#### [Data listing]
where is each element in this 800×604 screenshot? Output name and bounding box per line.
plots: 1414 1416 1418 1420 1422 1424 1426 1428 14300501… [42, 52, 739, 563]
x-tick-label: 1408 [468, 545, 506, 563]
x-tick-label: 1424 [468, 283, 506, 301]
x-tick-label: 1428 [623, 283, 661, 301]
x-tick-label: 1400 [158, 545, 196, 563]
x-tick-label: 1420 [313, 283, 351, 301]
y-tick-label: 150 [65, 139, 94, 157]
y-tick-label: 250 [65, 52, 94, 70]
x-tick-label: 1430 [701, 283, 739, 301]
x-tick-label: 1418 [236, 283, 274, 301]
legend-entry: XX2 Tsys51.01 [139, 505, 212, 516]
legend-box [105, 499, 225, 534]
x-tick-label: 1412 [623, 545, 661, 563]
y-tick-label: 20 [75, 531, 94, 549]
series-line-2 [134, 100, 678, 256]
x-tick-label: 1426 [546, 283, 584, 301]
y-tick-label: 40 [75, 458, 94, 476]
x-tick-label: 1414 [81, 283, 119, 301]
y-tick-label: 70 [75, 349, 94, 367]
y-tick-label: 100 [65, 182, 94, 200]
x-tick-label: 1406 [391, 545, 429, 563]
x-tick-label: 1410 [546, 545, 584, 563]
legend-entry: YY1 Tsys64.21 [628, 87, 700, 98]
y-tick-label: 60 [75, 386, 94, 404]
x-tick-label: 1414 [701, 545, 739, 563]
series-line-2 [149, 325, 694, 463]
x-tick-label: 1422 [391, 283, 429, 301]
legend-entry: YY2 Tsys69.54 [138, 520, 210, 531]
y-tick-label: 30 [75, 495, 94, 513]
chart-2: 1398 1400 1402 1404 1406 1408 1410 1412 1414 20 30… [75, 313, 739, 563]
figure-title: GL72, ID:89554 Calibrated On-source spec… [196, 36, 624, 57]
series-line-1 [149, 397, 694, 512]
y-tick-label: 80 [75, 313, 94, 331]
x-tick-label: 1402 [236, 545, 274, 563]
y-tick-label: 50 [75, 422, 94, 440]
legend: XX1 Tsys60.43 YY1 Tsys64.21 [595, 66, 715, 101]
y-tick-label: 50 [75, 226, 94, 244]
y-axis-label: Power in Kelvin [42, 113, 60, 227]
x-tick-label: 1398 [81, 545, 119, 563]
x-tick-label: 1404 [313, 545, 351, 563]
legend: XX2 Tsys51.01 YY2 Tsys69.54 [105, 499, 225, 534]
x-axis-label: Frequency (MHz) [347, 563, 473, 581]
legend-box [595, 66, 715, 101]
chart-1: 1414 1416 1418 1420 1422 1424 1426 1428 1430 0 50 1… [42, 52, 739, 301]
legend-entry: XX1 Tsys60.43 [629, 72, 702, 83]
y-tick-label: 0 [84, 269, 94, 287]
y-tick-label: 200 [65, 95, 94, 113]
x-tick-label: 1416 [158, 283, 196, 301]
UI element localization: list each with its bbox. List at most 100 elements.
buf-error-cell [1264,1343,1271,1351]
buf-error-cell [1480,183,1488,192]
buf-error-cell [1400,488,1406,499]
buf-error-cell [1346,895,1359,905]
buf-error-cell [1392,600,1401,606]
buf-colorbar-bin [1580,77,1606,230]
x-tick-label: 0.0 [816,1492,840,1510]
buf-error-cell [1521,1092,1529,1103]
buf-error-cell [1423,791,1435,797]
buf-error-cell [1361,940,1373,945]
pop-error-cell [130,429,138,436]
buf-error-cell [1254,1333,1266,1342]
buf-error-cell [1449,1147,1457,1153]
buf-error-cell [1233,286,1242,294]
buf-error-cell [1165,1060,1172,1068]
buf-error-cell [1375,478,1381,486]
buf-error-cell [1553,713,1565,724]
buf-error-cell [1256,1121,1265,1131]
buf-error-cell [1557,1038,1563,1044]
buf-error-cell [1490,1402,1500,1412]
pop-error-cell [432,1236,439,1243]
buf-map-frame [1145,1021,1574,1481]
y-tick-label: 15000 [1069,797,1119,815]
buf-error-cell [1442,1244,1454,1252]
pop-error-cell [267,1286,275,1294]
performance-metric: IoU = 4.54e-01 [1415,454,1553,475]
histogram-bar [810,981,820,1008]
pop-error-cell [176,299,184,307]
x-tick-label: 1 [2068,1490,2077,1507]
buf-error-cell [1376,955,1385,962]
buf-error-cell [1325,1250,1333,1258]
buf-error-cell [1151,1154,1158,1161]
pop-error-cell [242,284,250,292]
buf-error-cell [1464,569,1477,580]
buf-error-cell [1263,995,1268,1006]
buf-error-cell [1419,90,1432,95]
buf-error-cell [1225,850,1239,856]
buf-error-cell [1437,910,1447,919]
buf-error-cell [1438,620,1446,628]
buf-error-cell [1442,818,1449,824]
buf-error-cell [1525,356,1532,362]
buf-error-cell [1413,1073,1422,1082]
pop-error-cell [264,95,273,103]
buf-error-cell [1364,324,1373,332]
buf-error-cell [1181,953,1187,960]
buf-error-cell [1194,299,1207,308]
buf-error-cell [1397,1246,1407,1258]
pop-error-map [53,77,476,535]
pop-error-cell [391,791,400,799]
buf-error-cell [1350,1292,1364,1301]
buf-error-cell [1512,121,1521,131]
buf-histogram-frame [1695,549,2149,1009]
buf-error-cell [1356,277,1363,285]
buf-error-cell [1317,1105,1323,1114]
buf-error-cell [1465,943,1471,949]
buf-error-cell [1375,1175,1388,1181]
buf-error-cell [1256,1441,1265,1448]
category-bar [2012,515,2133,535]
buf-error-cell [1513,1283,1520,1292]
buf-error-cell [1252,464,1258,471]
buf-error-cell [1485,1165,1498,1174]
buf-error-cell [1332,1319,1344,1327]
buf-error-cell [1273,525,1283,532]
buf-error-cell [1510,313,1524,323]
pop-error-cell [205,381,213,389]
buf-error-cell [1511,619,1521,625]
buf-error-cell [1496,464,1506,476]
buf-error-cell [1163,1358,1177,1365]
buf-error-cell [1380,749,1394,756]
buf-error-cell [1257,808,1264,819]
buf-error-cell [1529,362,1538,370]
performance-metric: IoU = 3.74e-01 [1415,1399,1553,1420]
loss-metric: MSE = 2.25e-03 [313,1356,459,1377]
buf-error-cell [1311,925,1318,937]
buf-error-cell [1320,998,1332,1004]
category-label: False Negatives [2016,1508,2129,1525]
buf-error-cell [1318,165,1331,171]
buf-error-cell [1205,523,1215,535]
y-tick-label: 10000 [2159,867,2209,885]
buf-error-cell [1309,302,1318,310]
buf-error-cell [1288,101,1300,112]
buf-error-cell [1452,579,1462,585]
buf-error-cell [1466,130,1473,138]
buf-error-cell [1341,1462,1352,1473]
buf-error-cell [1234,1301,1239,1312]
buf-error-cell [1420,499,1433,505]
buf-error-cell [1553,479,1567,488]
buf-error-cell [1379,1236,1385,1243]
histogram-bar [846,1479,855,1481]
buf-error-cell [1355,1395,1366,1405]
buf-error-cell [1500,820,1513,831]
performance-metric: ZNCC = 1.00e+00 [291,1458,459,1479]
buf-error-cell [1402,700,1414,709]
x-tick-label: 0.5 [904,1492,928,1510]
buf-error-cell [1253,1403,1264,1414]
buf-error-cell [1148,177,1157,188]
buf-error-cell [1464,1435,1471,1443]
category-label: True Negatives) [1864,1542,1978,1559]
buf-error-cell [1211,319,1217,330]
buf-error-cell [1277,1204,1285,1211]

#### [Instruction]
Copy out, unchanged, the rows of the Data listing from its first line through the line containing "legend-entry: XX2 Tsys51.01", with both ends included.

#### [Exercise solution]
where is each element in this 800×604 screenshot? Output name and bounding box per line.
plots: 1414 1416 1418 1420 1422 1424 1426 1428 14300501… [42, 52, 739, 563]
x-tick-label: 1408 [468, 545, 506, 563]
x-tick-label: 1424 [468, 283, 506, 301]
x-tick-label: 1428 [623, 283, 661, 301]
x-tick-label: 1400 [158, 545, 196, 563]
x-tick-label: 1420 [313, 283, 351, 301]
y-tick-label: 150 [65, 139, 94, 157]
y-tick-label: 250 [65, 52, 94, 70]
x-tick-label: 1430 [701, 283, 739, 301]
x-tick-label: 1418 [236, 283, 274, 301]
legend-entry: XX2 Tsys51.01 [139, 505, 212, 516]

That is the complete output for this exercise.